◆ Short problem:
Filter the records below for the word "Lung". Copy each line that holds it.

◆ Exercise materials:
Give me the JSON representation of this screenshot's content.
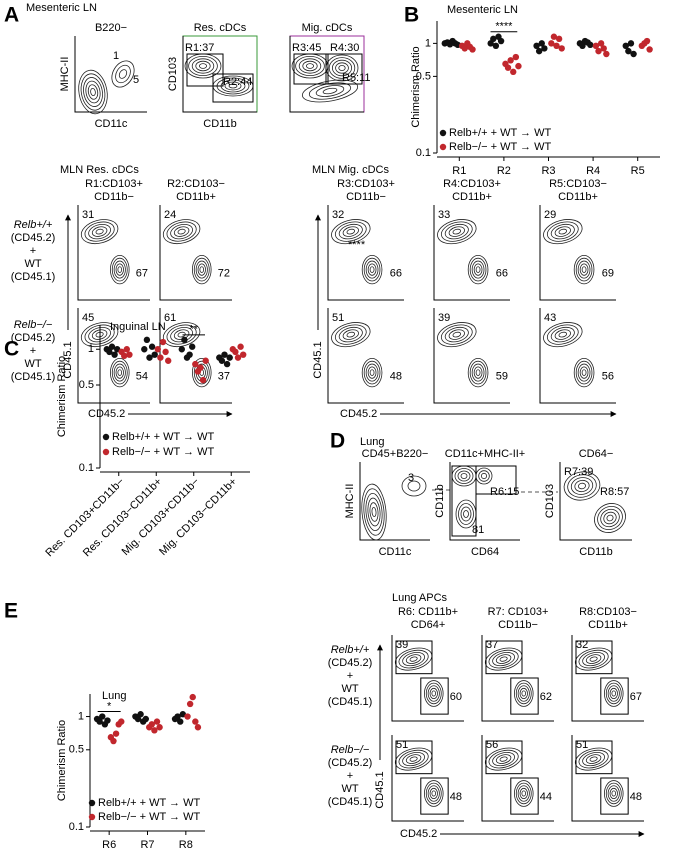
{
  "panel_letters": [
    "A",
    "B",
    "C",
    "D",
    "E"
  ],
  "panel_a": {
    "title": "Mesenteric LN",
    "plots": [
      {
        "title": "B220−",
        "color": "#000000",
        "gates": [
          "1",
          "5"
        ],
        "x_label": "CD11c",
        "y_label": "MHC-II"
      },
      {
        "title": "Res. cDCs",
        "color": "#3a9a3a",
        "gates": [
          "R1:37",
          "R2:44"
        ],
        "x_label": "CD11b",
        "y_label": "CD103"
      },
      {
        "title": "Mig. cDCs",
        "color": "#9b2f9b",
        "gates": [
          "R3:45",
          "R4:30",
          "R5:11"
        ]
      }
    ]
  },
  "panel_d": {
    "title": "Lung",
    "plots": [
      {
        "title": "CD45+B220−",
        "color": "#000000",
        "gates": [
          "3"
        ],
        "x_label": "CD11c",
        "y_label": "MHC-II"
      },
      {
        "title": "CD11c+MHC-II+",
        "color": "#000000",
        "gates": [
          "R6:15",
          "81"
        ],
        "x_label": "CD64",
        "y_label": "CD11b"
      },
      {
        "title": "CD64−",
        "color": "#000000",
        "gates": [
          "R7:39",
          "R8:57"
        ],
        "x_label": "CD11b",
        "y_label": "CD103"
      }
    ]
  },
  "grids": [
    {
      "title": "MLN Res. cDCs",
      "color": "#3a9a3a",
      "headers": [
        [
          "R1:CD103+",
          "CD11b−"
        ],
        [
          "R2:CD103−",
          "CD11b+"
        ]
      ],
      "row_labels": [
        [
          "Relb+/+",
          "(CD45.2)",
          "+",
          "WT",
          "(CD45.1)"
        ],
        [
          "Relb−/−",
          "(CD45.2)",
          "+",
          "WT",
          "(CD45.1)"
        ]
      ],
      "cells": [
        [
          {
            "top": 31,
            "bottom": 67
          },
          {
            "top": 24,
            "bottom": 72
          }
        ],
        [
          {
            "top": 45,
            "bottom": 54
          },
          {
            "top": 61,
            "bottom": 37
          }
        ]
      ],
      "x_label": "CD45.2",
      "y_label": "CD45.1"
    },
    {
      "title": "MLN Mig. cDCs",
      "color": "#9b2f9b",
      "headers": [
        [
          "R3:CD103+",
          "CD11b−"
        ],
        [
          "R4:CD103+",
          "CD11b+"
        ],
        [
          "R5:CD103−",
          "CD11b+"
        ]
      ],
      "cells": [
        [
          {
            "top": 32,
            "bottom": 66,
            "mark": "****"
          },
          {
            "top": 33,
            "bottom": 66
          },
          {
            "top": 29,
            "bottom": 69
          }
        ],
        [
          {
            "top": 51,
            "bottom": 48
          },
          {
            "top": 39,
            "bottom": 59
          },
          {
            "top": 43,
            "bottom": 56
          }
        ]
      ],
      "x_label": "CD45.2",
      "y_label": "CD45.1"
    },
    {
      "title": "Lung APCs",
      "color": "#000000",
      "headers": [
        [
          "R6: CD11b+",
          "CD64+"
        ],
        [
          "R7: CD103+",
          "CD11b−"
        ],
        [
          "R8:CD103−",
          "CD11b+"
        ]
      ],
      "row_labels": [
        [
          "Relb+/+",
          "(CD45.2)",
          "+",
          "WT",
          "(CD45.1)"
        ],
        [
          "Relb−/−",
          "(CD45.2)",
          "+",
          "WT",
          "(CD45.1)"
        ]
      ],
      "cells": [
        [
          {
            "top": 39,
            "bottom": 60
          },
          {
            "top": 37,
            "bottom": 62
          },
          {
            "top": 32,
            "bottom": 67
          }
        ],
        [
          {
            "top": 51,
            "bottom": 48
          },
          {
            "top": 56,
            "bottom": 44
          },
          {
            "top": 51,
            "bottom": 48
          }
        ]
      ],
      "x_label": "CD45.2",
      "y_label": "CD45.1"
    }
  ],
  "chart_data": [
    {
      "type": "strip",
      "title": "Mesenteric LN",
      "y_label": "Chimerism Ratio",
      "log_y": true,
      "ylim": [
        0.1,
        1.6
      ],
      "yticks": [
        0.1,
        0.5,
        1
      ],
      "categories": [
        "R1",
        "R2",
        "R3",
        "R4",
        "R5"
      ],
      "series": [
        {
          "name": "Relb+/+ + WT → WT",
          "color": "#111111",
          "values": [
            [
              1.0,
              1.02,
              0.98,
              1.05,
              1.0,
              0.97
            ],
            [
              1.0,
              1.1,
              0.95,
              1.15,
              1.05
            ],
            [
              0.95,
              0.85,
              1.0,
              0.9
            ],
            [
              1.0,
              0.95,
              1.05,
              1.02,
              0.97
            ],
            [
              0.95,
              0.85,
              1.0,
              0.8
            ]
          ]
        },
        {
          "name": "Relb−/− + WT → WT",
          "color": "#c1272d",
          "values": [
            [
              0.95,
              0.9,
              1.0,
              0.93,
              0.88
            ],
            [
              0.65,
              0.6,
              0.7,
              0.55,
              0.75,
              0.62
            ],
            [
              1.0,
              1.15,
              0.95,
              1.1,
              0.9
            ],
            [
              0.95,
              0.85,
              1.0,
              0.9,
              0.8
            ],
            [
              0.95,
              1.0,
              1.05,
              0.88
            ]
          ]
        }
      ],
      "annotations": [
        {
          "category": "R2",
          "text": "****"
        }
      ]
    },
    {
      "type": "strip",
      "title": "Inguinal LN",
      "y_label": "Chimerism Ratio",
      "log_y": true,
      "ylim": [
        0.1,
        1.6
      ],
      "yticks": [
        0.1,
        0.5,
        1
      ],
      "categories": [
        "Res. CD103+CD11b−",
        "Res. CD103−CD11b+",
        "Mig. CD103+CD11b−",
        "Mig. CD103−CD11b+"
      ],
      "series": [
        {
          "name": "Relb+/+ + WT → WT",
          "color": "#111111",
          "values": [
            [
              1.0,
              0.95,
              1.05,
              0.9,
              1.0
            ],
            [
              1.0,
              1.2,
              0.85,
              1.05,
              0.9
            ],
            [
              1.0,
              1.2,
              0.85,
              0.9,
              1.05
            ],
            [
              0.85,
              0.8,
              0.9,
              0.75,
              0.85
            ]
          ]
        },
        {
          "name": "Relb−/− + WT → WT",
          "color": "#c1272d",
          "values": [
            [
              0.95,
              0.88,
              1.0,
              0.9
            ],
            [
              1.0,
              0.85,
              1.15,
              0.95,
              0.8
            ],
            [
              0.75,
              0.65,
              0.7,
              0.55,
              0.8
            ],
            [
              1.0,
              0.95,
              0.85,
              1.05,
              0.9
            ]
          ]
        }
      ],
      "annotations": [
        {
          "category": "Mig. CD103+CD11b−",
          "text": "**"
        }
      ]
    },
    {
      "type": "strip",
      "title": "Lung",
      "y_label": "Chimerism Ratio",
      "log_y": true,
      "ylim": [
        0.1,
        1.6
      ],
      "yticks": [
        0.1,
        0.5,
        1
      ],
      "categories": [
        "R6",
        "R7",
        "R8"
      ],
      "series": [
        {
          "name": "Relb+/+ + WT → WT",
          "color": "#111111",
          "values": [
            [
              0.95,
              0.9,
              1.0,
              0.85,
              0.92
            ],
            [
              1.0,
              0.95,
              1.05,
              0.9,
              0.95
            ],
            [
              0.95,
              1.0,
              0.9,
              1.05
            ]
          ]
        },
        {
          "name": "Relb−/− + WT → WT",
          "color": "#c1272d",
          "values": [
            [
              0.65,
              0.6,
              0.7,
              0.85,
              0.9
            ],
            [
              0.8,
              0.85,
              0.75,
              0.9,
              0.8
            ],
            [
              1.0,
              1.3,
              1.5,
              0.9,
              0.8
            ]
          ]
        }
      ],
      "annotations": [
        {
          "category": "R6",
          "text": "*"
        }
      ]
    }
  ]
}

◆ Written solution:
    "title": "Lung",
      "title": "Lung APCs",
      "title": "Lung",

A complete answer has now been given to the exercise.